## Directions for this task
Copy the lines below verbatim, beginning with the line that includes "Extract all readable text from this page." and continuing to the end; leave out everything before it.

## Extracted data entries

--- begin ---

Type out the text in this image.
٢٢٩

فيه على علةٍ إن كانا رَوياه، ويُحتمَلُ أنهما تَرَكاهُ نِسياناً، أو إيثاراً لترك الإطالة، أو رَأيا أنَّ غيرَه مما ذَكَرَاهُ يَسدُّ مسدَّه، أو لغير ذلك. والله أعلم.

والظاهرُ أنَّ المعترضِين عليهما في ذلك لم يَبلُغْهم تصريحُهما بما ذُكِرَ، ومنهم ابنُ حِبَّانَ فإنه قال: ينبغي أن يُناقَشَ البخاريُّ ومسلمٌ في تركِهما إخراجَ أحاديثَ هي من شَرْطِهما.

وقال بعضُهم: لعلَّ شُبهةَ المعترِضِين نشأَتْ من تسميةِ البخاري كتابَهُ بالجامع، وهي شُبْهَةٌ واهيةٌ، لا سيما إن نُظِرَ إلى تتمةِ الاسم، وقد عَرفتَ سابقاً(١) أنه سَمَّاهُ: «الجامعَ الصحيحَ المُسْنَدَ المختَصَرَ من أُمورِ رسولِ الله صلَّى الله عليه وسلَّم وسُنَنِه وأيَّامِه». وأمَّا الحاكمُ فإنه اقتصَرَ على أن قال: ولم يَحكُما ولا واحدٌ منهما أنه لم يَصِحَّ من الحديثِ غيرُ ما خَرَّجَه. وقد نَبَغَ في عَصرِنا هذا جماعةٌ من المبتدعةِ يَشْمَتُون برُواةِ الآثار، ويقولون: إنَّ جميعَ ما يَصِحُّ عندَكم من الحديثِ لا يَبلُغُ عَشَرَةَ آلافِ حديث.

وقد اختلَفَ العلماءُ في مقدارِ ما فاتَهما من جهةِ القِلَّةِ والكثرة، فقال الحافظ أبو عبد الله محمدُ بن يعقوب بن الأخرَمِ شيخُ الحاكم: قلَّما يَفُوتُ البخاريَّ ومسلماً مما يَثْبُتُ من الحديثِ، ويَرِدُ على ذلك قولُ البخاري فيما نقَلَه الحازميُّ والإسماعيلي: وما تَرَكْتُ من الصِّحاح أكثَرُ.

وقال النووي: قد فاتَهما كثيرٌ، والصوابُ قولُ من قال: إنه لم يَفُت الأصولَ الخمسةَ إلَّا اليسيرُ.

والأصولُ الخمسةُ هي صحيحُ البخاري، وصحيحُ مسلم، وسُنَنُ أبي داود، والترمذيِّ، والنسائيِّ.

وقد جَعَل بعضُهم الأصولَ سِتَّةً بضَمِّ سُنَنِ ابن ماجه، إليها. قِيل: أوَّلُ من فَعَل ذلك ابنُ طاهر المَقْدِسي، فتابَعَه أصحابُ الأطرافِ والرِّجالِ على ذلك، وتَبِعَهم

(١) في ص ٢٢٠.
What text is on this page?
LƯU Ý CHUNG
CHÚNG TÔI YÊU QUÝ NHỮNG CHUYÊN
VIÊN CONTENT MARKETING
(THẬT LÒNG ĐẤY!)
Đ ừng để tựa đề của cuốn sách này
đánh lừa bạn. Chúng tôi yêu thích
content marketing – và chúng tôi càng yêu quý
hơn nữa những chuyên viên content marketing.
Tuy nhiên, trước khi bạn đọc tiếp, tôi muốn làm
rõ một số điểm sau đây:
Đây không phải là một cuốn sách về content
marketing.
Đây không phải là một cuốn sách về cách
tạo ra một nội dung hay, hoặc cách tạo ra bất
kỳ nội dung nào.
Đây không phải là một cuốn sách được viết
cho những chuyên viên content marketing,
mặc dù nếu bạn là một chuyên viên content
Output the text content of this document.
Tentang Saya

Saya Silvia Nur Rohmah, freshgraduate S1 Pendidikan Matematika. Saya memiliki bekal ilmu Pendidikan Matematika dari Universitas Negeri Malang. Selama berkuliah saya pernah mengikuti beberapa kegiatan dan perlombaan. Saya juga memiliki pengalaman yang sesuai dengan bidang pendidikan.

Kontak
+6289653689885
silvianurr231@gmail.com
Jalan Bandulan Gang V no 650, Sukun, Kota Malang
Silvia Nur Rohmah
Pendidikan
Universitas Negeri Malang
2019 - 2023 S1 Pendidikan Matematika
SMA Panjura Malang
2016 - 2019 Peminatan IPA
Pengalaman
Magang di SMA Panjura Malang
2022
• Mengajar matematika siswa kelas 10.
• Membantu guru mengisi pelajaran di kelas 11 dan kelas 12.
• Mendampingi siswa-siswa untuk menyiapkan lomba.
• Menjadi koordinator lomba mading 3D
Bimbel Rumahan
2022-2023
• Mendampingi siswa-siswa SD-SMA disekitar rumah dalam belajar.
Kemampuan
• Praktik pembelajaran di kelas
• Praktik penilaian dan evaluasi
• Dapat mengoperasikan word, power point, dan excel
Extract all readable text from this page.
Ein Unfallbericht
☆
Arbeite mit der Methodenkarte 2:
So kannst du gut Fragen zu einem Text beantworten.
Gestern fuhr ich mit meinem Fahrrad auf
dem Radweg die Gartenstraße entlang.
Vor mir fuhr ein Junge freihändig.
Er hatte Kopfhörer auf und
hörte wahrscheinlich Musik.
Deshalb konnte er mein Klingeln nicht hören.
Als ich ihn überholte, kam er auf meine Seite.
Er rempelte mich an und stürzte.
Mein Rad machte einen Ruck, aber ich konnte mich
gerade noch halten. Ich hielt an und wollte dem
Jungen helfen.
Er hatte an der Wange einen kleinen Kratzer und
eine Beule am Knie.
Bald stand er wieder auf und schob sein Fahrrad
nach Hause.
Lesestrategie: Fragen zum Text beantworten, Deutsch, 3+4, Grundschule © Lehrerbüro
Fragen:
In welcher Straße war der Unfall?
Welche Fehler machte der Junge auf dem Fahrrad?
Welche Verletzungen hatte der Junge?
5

--- end ---

## In response
Extract all readable text from this page.
Ein Unfallbericht
☆
Arbeite mit der Methodenkarte 2:
So kannst du gut Fragen zu einem Text beantworten.
Gestern fuhr ich mit meinem Fahrrad auf
dem Radweg die Gartenstraße entlang.
Vor mir fuhr ein Junge freihändig.
Er hatte Kopfhörer auf und
hörte wahrscheinlich Musik.
Deshalb konnte er mein Klingeln nicht hören.
Als ich ihn überholte, kam er auf meine Seite.
Er rempelte mich an und stürzte.
Mein Rad machte einen Ruck, aber ich konnte mich
gerade noch halten. Ich hielt an und wollte dem
Jungen helfen.
Er hatte an der Wange einen kleinen Kratzer und
eine Beule am Knie.
Bald stand er wieder auf und schob sein Fahrrad
nach Hause.
Lesestrategie: Fragen zum Text beantworten, Deutsch, 3+4, Grundschule © Lehrerbüro
Fragen:
In welcher Straße war der Unfall?
Welche Fehler machte der Junge auf dem Fahrrad?
Welche Verletzungen hatte der Junge?
5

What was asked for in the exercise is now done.